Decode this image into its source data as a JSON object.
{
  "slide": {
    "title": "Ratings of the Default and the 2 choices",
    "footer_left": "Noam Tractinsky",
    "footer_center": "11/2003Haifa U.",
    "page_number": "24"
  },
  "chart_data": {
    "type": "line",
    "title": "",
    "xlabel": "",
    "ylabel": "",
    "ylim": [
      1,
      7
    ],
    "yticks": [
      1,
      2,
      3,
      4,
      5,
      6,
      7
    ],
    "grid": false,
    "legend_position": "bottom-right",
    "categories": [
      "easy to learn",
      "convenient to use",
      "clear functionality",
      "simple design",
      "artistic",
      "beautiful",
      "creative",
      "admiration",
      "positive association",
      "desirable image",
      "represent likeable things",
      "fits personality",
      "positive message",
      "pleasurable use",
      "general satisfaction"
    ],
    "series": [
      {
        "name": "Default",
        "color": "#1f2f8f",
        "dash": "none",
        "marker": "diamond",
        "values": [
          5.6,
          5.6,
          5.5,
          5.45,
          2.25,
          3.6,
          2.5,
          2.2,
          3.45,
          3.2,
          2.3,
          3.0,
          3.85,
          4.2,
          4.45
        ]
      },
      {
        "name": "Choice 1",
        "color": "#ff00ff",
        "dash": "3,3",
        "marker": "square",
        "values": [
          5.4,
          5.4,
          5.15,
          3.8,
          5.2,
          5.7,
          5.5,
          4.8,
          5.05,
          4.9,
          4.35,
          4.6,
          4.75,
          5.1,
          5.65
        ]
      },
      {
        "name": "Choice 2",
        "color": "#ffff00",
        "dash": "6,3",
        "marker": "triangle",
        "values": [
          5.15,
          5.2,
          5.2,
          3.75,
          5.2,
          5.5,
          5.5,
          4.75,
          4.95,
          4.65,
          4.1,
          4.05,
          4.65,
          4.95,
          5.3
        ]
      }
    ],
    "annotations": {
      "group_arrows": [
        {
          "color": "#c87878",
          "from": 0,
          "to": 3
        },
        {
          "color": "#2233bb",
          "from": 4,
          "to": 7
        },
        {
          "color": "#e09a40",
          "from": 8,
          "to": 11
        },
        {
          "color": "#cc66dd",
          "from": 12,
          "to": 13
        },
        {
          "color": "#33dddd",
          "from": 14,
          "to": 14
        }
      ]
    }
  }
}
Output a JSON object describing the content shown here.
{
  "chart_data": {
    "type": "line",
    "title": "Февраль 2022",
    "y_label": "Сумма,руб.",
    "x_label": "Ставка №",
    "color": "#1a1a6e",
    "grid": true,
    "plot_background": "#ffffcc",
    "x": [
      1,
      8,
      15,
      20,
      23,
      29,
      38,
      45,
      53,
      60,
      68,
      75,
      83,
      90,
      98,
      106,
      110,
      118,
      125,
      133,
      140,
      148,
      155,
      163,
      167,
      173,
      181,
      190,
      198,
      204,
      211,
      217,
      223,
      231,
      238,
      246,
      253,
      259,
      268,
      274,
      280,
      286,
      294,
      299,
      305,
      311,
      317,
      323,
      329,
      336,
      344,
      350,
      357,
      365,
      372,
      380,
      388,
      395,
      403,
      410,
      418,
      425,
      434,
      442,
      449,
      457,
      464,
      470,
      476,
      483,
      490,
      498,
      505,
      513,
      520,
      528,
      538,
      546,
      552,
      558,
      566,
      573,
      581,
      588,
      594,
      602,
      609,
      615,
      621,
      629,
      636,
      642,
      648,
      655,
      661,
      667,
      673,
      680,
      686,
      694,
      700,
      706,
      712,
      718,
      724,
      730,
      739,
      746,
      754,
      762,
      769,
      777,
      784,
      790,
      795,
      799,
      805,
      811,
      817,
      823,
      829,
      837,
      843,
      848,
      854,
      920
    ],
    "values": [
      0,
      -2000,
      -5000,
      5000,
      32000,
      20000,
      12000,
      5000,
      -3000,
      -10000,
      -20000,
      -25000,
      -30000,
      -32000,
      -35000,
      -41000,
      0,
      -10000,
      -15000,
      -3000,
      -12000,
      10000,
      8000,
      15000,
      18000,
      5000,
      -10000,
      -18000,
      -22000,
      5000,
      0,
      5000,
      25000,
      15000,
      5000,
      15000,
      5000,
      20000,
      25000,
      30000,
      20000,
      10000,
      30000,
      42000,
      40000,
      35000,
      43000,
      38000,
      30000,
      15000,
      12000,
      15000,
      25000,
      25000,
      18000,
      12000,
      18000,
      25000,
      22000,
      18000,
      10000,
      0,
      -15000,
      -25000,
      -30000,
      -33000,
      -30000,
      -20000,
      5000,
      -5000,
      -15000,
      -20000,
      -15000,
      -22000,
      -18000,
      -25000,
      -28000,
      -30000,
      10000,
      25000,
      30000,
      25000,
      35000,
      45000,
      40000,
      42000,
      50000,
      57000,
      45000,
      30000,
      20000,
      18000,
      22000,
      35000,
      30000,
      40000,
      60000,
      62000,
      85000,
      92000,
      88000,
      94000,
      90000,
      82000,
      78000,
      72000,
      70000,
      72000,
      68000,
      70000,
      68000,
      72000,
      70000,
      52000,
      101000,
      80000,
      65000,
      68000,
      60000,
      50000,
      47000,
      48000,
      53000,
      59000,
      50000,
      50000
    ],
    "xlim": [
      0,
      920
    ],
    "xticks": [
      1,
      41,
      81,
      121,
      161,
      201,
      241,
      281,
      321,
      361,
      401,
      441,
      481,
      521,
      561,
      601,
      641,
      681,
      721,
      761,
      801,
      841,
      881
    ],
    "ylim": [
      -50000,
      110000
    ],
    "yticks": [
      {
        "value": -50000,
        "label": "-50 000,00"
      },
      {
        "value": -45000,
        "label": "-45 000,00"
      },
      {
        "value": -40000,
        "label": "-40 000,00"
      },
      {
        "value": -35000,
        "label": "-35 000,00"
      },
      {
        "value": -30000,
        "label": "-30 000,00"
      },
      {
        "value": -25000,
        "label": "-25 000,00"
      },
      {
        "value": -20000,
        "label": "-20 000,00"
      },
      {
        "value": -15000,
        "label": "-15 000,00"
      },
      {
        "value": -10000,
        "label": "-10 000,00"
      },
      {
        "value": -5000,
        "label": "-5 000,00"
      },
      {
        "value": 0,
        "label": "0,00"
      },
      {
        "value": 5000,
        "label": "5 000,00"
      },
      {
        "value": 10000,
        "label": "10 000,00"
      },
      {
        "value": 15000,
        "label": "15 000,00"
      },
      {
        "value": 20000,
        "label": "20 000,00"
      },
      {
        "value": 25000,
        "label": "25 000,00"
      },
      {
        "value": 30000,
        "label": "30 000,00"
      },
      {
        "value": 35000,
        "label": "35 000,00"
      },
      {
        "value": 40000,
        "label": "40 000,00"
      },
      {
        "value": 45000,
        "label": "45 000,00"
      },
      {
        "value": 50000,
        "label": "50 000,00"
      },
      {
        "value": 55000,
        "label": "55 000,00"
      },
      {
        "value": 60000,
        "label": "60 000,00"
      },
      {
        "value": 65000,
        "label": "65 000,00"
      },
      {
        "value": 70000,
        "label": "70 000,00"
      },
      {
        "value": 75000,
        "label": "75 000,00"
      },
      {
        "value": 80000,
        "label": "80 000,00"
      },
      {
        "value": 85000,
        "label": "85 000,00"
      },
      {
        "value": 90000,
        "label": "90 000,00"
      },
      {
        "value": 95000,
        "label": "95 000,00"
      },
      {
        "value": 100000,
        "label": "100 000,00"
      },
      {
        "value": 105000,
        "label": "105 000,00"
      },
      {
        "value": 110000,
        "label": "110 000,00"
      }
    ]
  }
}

(Required work):
Could you quote the material above in full, exactly as it stands?

(Completed task):
Decode this image into its source data as a JSON object.
{
  "slide": {
    "title": "Ratings of the Default and the 2 choices",
    "footer_left": "Noam Tractinsky",
    "footer_center": "11/2003Haifa U.",
    "page_number": "24"
  },
  "chart_data": {
    "type": "line",
    "title": "",
    "xlabel": "",
    "ylabel": "",
    "ylim": [
      1,
      7
    ],
    "yticks": [
      1,
      2,
      3,
      4,
      5,
      6,
      7
    ],
    "grid": false,
    "legend_position": "bottom-right",
    "categories": [
      "easy to learn",
      "convenient to use",
      "clear functionality",
      "simple design",
      "artistic",
      "beautiful",
      "creative",
      "admiration",
      "positive association",
      "desirable image",
      "represent likeable things",
      "fits personality",
      "positive message",
      "pleasurable use",
      "general satisfaction"
    ],
    "series": [
      {
        "name": "Default",
        "color": "#1f2f8f",
        "dash": "none",
        "marker": "diamond",
        "values": [
          5.6,
          5.6,
          5.5,
          5.45,
          2.25,
          3.6,
          2.5,
          2.2,
          3.45,
          3.2,
          2.3,
          3.0,
          3.85,
          4.2,
          4.45
        ]
      },
      {
        "name": "Choice 1",
        "color": "#ff00ff",
        "dash": "3,3",
        "marker": "square",
        "values": [
          5.4,
          5.4,
          5.15,
          3.8,
          5.2,
          5.7,
          5.5,
          4.8,
          5.05,
          4.9,
          4.35,
          4.6,
          4.75,
          5.1,
          5.65
        ]
      },
      {
        "name": "Choice 2",
        "color": "#ffff00",
        "dash": "6,3",
        "marker": "triangle",
        "values": [
          5.15,
          5.2,
          5.2,
          3.75,
          5.2,
          5.5,
          5.5,
          4.75,
          4.95,
          4.65,
          4.1,
          4.05,
          4.65,
          4.95,
          5.3
        ]
      }
    ],
    "annotations": {
      "group_arrows": [
        {
          "color": "#c87878",
          "from": 0,
          "to": 3
        },
        {
          "color": "#2233bb",
          "from": 4,
          "to": 7
        },
        {
          "color": "#e09a40",
          "from": 8,
          "to": 11
        },
        {
          "color": "#cc66dd",
          "from": 12,
          "to": 13
        },
        {
          "color": "#33dddd",
          "from": 14,
          "to": 14
        }
      ]
    }
  }
}
Output a JSON object describing the content shown here.
{
  "chart_data": {
    "type": "line",
    "title": "Февраль 2022",
    "y_label": "Сумма,руб.",
    "x_label": "Ставка №",
    "color": "#1a1a6e",
    "grid": true,
    "plot_background": "#ffffcc",
    "x": [
      1,
      8,
      15,
      20,
      23,
      29,
      38,
      45,
      53,
      60,
      68,
      75,
      83,
      90,
      98,
      106,
      110,
      118,
      125,
      133,
      140,
      148,
      155,
      163,
      167,
      173,
      181,
      190,
      198,
      204,
      211,
      217,
      223,
      231,
      238,
      246,
      253,
      259,
      268,
      274,
      280,
      286,
      294,
      299,
      305,
      311,
      317,
      323,
      329,
      336,
      344,
      350,
      357,
      365,
      372,
      380,
      388,
      395,
      403,
      410,
      418,
      425,
      434,
      442,
      449,
      457,
      464,
      470,
      476,
      483,
      490,
      498,
      505,
      513,
      520,
      528,
      538,
      546,
      552,
      558,
      566,
      573,
      581,
      588,
      594,
      602,
      609,
      615,
      621,
      629,
      636,
      642,
      648,
      655,
      661,
      667,
      673,
      680,
      686,
      694,
      700,
      706,
      712,
      718,
      724,
      730,
      739,
      746,
      754,
      762,
      769,
      777,
      784,
      790,
      795,
      799,
      805,
      811,
      817,
      823,
      829,
      837,
      843,
      848,
      854,
      920
    ],
    "values": [
      0,
      -2000,
      -5000,
      5000,
      32000,
      20000,
      12000,
      5000,
      -3000,
      -10000,
      -20000,
      -25000,
      -30000,
      -32000,
      -35000,
      -41000,
      0,
      -10000,
      -15000,
      -3000,
      -12000,
      10000,
      8000,
      15000,
      18000,
      5000,
      -10000,
      -18000,
      -22000,
      5000,
      0,
      5000,
      25000,
      15000,
      5000,
      15000,
      5000,
      20000,
      25000,
      30000,
      20000,
      10000,
      30000,
      42000,
      40000,
      35000,
      43000,
      38000,
      30000,
      15000,
      12000,
      15000,
      25000,
      25000,
      18000,
      12000,
      18000,
      25000,
      22000,
      18000,
      10000,
      0,
      -15000,
      -25000,
      -30000,
      -33000,
      -30000,
      -20000,
      5000,
      -5000,
      -15000,
      -20000,
      -15000,
      -22000,
      -18000,
      -25000,
      -28000,
      -30000,
      10000,
      25000,
      30000,
      25000,
      35000,
      45000,
      40000,
      42000,
      50000,
      57000,
      45000,
      30000,
      20000,
      18000,
      22000,
      35000,
      30000,
      40000,
      60000,
      62000,
      85000,
      92000,
      88000,
      94000,
      90000,
      82000,
      78000,
      72000,
      70000,
      72000,
      68000,
      70000,
      68000,
      72000,
      70000,
      52000,
      101000,
      80000,
      65000,
      68000,
      60000,
      50000,
      47000,
      48000,
      53000,
      59000,
      50000,
      50000
    ],
    "xlim": [
      0,
      920
    ],
    "xticks": [
      1,
      41,
      81,
      121,
      161,
      201,
      241,
      281,
      321,
      361,
      401,
      441,
      481,
      521,
      561,
      601,
      641,
      681,
      721,
      761,
      801,
      841,
      881
    ],
    "ylim": [
      -50000,
      110000
    ],
    "yticks": [
      {
        "value": -50000,
        "label": "-50 000,00"
      },
      {
        "value": -45000,
        "label": "-45 000,00"
      },
      {
        "value": -40000,
        "label": "-40 000,00"
      },
      {
        "value": -35000,
        "label": "-35 000,00"
      },
      {
        "value": -30000,
        "label": "-30 000,00"
      },
      {
        "value": -25000,
        "label": "-25 000,00"
      },
      {
        "value": -20000,
        "label": "-20 000,00"
      },
      {
        "value": -15000,
        "label": "-15 000,00"
      },
      {
        "value": -10000,
        "label": "-10 000,00"
      },
      {
        "value": -5000,
        "label": "-5 000,00"
      },
      {
        "value": 0,
        "label": "0,00"
      },
      {
        "value": 5000,
        "label": "5 000,00"
      },
      {
        "value": 10000,
        "label": "10 000,00"
      },
      {
        "value": 15000,
        "label": "15 000,00"
      },
      {
        "value": 20000,
        "label": "20 000,00"
      },
      {
        "value": 25000,
        "label": "25 000,00"
      },
      {
        "value": 30000,
        "label": "30 000,00"
      },
      {
        "value": 35000,
        "label": "35 000,00"
      },
      {
        "value": 40000,
        "label": "40 000,00"
      },
      {
        "value": 45000,
        "label": "45 000,00"
      },
      {
        "value": 50000,
        "label": "50 000,00"
      },
      {
        "value": 55000,
        "label": "55 000,00"
      },
      {
        "value": 60000,
        "label": "60 000,00"
      },
      {
        "value": 65000,
        "label": "65 000,00"
      },
      {
        "value": 70000,
        "label": "70 000,00"
      },
      {
        "value": 75000,
        "label": "75 000,00"
      },
      {
        "value": 80000,
        "label": "80 000,00"
      },
      {
        "value": 85000,
        "label": "85 000,00"
      },
      {
        "value": 90000,
        "label": "90 000,00"
      },
      {
        "value": 95000,
        "label": "95 000,00"
      },
      {
        "value": 100000,
        "label": "100 000,00"
      },
      {
        "value": 105000,
        "label": "105 000,00"
      },
      {
        "value": 110000,
        "label": "110 000,00"
      }
    ]
  }
}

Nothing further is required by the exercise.